## Work to be completed
From the listing below, pick out each line with the word "peso".

## Input
________

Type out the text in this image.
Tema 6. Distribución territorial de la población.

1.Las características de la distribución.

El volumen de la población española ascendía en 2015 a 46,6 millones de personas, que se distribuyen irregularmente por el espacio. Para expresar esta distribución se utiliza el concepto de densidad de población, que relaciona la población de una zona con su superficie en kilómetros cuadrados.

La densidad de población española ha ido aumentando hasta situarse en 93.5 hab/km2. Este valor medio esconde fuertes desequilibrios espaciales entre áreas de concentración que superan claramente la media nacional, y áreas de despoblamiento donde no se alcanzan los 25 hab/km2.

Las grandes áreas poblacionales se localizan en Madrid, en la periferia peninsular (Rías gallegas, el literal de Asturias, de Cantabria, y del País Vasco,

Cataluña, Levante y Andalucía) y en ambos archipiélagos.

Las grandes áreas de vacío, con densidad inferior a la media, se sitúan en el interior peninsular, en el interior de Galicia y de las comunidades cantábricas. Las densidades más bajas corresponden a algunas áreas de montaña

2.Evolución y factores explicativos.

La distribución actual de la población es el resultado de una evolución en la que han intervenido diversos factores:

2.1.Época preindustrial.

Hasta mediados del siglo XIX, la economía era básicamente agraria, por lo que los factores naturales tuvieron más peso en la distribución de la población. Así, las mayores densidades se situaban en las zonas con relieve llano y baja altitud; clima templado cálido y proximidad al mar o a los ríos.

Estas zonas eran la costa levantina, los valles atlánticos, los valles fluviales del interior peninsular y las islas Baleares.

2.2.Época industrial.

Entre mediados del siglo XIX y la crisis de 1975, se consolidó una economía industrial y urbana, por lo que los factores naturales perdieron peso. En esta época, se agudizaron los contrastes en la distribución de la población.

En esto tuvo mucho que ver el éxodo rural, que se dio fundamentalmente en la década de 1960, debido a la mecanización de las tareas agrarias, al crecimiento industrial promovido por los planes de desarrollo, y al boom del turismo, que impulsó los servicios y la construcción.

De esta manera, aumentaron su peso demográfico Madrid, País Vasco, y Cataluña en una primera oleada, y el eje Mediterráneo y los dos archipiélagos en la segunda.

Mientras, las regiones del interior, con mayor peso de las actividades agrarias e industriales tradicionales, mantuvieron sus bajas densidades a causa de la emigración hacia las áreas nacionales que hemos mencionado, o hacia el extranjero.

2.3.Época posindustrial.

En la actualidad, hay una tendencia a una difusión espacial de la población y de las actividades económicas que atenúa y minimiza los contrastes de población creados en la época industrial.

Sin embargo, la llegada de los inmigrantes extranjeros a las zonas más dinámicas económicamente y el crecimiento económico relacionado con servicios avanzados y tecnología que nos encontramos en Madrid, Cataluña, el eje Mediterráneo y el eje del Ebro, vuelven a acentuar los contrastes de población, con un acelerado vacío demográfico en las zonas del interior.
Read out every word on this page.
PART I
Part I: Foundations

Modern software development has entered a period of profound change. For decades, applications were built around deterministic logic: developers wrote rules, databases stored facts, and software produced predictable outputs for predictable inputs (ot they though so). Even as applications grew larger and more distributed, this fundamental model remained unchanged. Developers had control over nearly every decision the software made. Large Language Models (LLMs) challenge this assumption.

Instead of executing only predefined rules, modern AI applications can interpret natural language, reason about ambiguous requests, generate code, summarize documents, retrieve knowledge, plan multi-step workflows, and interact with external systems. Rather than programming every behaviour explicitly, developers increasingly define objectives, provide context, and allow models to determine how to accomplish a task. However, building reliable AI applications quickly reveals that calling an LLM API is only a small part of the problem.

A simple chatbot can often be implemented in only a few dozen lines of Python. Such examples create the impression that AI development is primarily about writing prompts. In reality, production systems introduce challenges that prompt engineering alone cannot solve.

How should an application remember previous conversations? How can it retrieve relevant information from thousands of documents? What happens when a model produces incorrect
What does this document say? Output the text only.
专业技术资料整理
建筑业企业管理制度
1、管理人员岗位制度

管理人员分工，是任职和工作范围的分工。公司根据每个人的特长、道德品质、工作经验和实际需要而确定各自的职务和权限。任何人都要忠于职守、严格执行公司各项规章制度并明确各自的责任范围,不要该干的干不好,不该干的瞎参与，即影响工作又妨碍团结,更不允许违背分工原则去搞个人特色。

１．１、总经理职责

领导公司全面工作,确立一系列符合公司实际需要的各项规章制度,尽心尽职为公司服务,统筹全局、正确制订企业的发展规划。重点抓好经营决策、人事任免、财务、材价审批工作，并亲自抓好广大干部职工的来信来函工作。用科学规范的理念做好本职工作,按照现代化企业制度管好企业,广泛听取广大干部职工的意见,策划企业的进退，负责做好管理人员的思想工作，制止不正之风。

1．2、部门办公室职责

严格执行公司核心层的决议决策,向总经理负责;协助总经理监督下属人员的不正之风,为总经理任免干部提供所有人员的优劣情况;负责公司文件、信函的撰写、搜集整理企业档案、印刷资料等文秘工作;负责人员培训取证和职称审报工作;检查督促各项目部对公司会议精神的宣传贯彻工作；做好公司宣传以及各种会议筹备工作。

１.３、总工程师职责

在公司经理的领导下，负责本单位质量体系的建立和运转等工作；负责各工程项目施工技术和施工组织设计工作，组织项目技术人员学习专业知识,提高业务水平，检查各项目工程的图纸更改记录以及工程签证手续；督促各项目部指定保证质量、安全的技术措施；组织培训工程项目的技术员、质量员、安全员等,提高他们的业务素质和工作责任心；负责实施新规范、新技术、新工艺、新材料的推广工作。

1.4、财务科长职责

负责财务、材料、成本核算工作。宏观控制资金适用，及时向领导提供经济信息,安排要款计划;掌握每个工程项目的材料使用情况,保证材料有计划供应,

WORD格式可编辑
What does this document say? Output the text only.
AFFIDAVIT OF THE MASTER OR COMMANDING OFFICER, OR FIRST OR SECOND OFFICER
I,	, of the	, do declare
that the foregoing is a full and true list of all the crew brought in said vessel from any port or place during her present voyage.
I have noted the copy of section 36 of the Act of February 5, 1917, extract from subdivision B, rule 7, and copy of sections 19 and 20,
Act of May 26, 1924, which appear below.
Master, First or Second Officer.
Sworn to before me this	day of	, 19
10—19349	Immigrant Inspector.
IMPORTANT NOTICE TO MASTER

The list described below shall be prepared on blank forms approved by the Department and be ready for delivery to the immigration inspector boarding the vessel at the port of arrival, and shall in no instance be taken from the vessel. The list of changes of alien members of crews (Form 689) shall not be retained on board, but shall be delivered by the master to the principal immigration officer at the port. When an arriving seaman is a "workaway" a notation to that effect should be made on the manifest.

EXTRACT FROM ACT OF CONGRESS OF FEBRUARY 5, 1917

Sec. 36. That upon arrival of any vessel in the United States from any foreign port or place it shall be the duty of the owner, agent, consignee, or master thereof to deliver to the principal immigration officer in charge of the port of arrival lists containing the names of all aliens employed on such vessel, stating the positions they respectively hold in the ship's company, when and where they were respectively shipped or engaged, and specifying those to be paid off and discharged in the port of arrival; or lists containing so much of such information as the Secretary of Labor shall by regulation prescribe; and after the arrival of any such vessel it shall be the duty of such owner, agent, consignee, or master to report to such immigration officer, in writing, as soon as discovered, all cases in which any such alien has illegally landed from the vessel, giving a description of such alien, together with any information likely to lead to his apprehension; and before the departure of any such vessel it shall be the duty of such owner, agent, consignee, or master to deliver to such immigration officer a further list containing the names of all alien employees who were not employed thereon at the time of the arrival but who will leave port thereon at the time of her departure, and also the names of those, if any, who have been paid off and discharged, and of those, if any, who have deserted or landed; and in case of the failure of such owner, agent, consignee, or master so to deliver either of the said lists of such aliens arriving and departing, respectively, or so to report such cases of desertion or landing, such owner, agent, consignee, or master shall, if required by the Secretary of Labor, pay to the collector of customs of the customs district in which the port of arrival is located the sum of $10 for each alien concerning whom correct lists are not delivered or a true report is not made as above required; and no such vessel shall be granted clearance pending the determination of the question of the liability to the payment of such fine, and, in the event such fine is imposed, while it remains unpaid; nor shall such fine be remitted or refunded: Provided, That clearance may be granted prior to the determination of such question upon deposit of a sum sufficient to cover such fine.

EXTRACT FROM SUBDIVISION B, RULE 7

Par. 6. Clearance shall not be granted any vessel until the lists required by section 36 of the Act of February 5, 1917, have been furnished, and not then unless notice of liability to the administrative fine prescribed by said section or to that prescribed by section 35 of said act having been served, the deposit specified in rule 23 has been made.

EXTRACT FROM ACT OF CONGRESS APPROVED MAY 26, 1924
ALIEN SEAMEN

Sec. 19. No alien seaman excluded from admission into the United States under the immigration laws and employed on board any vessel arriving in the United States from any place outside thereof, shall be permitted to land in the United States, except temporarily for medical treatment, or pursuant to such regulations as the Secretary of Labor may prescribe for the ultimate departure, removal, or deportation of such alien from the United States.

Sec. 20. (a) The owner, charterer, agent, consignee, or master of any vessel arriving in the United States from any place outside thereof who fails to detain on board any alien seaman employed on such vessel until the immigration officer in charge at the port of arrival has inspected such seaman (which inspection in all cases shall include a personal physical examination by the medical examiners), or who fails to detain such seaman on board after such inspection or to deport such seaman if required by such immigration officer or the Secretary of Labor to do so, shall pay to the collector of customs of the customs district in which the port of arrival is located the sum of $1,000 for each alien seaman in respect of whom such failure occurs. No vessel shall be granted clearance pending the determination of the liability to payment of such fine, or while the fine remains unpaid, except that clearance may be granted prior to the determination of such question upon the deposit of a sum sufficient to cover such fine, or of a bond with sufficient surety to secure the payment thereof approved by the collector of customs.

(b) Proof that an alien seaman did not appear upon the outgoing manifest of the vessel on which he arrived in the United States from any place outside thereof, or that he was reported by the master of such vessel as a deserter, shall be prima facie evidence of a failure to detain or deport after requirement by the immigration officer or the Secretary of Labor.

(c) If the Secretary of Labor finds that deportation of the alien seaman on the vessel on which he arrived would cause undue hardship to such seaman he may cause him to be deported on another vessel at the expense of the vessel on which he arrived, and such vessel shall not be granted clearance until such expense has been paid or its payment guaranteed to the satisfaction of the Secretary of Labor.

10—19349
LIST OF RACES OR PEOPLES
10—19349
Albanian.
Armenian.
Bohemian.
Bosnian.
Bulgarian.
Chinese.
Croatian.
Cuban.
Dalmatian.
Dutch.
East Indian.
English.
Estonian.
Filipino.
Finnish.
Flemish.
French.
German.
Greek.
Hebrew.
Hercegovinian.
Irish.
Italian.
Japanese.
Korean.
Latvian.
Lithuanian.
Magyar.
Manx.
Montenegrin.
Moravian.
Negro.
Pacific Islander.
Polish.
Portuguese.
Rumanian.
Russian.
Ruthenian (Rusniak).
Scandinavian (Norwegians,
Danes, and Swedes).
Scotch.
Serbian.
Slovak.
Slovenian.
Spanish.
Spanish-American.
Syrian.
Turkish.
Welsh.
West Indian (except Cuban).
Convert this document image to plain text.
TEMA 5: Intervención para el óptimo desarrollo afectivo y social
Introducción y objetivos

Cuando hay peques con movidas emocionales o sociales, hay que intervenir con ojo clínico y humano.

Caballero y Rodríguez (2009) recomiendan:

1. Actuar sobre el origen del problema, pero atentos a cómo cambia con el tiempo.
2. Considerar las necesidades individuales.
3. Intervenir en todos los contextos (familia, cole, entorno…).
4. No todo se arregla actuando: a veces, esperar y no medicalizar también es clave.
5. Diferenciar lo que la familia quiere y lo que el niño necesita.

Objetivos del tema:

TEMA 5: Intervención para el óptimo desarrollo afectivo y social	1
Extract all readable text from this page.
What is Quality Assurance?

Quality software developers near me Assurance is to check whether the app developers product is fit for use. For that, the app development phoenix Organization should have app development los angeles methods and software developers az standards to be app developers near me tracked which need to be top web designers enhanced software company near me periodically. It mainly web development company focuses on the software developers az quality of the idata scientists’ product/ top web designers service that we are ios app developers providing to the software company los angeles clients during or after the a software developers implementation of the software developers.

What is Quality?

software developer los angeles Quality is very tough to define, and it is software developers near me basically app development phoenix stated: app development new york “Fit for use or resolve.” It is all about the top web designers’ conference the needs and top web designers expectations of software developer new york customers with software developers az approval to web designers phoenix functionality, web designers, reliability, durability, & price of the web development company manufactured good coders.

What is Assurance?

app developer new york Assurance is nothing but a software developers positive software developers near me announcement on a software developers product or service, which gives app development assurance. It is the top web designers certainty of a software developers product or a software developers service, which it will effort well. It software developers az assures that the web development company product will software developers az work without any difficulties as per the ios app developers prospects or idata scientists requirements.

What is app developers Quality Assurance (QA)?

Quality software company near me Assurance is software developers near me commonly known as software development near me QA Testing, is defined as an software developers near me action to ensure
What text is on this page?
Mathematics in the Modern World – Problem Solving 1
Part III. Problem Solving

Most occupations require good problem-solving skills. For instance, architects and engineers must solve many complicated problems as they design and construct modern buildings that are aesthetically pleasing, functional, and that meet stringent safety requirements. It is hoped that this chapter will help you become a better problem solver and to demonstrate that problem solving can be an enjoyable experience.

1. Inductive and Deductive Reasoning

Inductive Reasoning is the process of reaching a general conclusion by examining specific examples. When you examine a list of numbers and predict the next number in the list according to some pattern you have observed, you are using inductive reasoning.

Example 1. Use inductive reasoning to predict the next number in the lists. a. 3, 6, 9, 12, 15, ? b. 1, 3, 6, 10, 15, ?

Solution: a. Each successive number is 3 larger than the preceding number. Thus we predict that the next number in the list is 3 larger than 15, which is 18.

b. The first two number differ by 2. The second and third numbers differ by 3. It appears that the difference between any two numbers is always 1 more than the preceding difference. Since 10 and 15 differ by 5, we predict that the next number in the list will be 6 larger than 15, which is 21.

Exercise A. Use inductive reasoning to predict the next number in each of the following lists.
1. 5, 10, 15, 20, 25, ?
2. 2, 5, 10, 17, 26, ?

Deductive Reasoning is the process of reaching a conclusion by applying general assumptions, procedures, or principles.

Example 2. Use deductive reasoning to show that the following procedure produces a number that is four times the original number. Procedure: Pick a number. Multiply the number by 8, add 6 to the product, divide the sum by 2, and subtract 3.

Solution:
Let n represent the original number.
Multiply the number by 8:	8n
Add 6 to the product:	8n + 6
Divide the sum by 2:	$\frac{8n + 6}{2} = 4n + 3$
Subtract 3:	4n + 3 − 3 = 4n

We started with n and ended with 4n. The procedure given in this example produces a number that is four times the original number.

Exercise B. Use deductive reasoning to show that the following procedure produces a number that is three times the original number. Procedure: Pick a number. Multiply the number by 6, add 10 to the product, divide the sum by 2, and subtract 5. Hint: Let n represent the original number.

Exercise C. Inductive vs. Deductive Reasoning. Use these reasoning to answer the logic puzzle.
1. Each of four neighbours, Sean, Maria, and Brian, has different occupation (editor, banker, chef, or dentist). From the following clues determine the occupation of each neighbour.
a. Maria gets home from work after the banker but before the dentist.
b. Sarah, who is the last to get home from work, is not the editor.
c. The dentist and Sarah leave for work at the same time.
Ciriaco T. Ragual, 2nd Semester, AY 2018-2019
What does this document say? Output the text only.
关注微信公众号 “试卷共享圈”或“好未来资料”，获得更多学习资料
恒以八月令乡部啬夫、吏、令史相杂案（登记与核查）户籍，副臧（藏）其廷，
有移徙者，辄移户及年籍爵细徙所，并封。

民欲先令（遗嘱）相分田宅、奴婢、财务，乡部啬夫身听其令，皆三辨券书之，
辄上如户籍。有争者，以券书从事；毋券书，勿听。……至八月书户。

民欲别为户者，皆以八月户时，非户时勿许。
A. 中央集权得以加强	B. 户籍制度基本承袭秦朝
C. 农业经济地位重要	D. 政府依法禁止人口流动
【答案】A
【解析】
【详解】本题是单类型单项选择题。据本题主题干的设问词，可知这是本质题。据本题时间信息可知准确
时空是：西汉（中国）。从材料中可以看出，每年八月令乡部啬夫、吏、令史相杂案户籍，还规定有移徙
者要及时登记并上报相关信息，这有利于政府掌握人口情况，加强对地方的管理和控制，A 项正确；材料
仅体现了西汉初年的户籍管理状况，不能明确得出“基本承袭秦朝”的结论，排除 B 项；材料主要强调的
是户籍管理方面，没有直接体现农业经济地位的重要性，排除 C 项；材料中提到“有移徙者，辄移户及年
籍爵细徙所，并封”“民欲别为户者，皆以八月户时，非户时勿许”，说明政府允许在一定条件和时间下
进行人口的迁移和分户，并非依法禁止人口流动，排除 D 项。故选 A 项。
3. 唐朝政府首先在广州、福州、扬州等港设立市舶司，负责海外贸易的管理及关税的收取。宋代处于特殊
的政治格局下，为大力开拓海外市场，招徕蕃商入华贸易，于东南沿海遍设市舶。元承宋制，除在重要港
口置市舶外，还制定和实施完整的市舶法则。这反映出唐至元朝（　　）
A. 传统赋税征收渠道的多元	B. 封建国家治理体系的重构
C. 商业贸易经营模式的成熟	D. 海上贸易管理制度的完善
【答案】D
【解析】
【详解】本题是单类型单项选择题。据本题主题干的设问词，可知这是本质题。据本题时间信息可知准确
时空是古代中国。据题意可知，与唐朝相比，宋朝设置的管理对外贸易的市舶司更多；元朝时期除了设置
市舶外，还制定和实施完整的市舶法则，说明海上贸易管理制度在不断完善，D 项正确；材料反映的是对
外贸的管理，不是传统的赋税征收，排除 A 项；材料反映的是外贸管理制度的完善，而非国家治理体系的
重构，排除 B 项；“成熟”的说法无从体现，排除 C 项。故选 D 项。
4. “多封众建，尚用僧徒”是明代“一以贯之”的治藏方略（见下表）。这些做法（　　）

________

## Answer to this exercise
Hasta mediados del siglo XIX, la economía era básicamente agraria, por lo que los factores naturales tuvieron más peso en la distribución de la población. Así, las mayores densidades se situaban en las zonas con relieve llano y baja altitud; clima templado cálido y proximidad al mar o a los ríos.
Entre mediados del siglo XIX y la crisis de 1975, se consolidó una economía industrial y urbana, por lo que los factores naturales perdieron peso. En esta época, se agudizaron los contrastes en la distribución de la población.
De esta manera, aumentaron su peso demográfico Madrid, País Vasco, y Cataluña en una primera oleada, y el eje Mediterráneo y los dos archipiélagos en la segunda.
Mientras, las regiones del interior, con mayor peso de las actividades agrarias e industriales tradicionales, mantuvieron sus bajas densidades a causa de la emigración hacia las áreas nacionales que hemos mencionado, o hacia el extranjero.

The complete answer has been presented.